*SHORT PROBLEM*:
In full and without alteration, repeat the material.

□ □ □

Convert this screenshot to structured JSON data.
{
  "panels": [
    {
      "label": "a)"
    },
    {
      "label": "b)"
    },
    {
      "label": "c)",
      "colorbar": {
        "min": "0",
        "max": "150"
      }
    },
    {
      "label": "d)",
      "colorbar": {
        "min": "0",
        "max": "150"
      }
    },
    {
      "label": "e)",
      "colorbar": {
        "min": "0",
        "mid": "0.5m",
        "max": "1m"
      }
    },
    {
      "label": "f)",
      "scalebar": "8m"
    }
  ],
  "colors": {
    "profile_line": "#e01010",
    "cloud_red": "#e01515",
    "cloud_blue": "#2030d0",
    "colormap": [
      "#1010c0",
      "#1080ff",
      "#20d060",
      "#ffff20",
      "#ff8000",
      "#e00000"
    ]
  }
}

□ □ □

*EXERCISE OUTPUT*:
Convert this screenshot to structured JSON data.
{
  "panels": [
    {
      "label": "a)"
    },
    {
      "label": "b)"
    },
    {
      "label": "c)",
      "colorbar": {
        "min": "0",
        "max": "150"
      }
    },
    {
      "label": "d)",
      "colorbar": {
        "min": "0",
        "max": "150"
      }
    },
    {
      "label": "e)",
      "colorbar": {
        "min": "0",
        "mid": "0.5m",
        "max": "1m"
      }
    },
    {
      "label": "f)",
      "scalebar": "8m"
    }
  ],
  "colors": {
    "profile_line": "#e01010",
    "cloud_red": "#e01515",
    "cloud_blue": "#2030d0",
    "colormap": [
      "#1010c0",
      "#1080ff",
      "#20d060",
      "#ffff20",
      "#ff8000",
      "#e00000"
    ]
  }
}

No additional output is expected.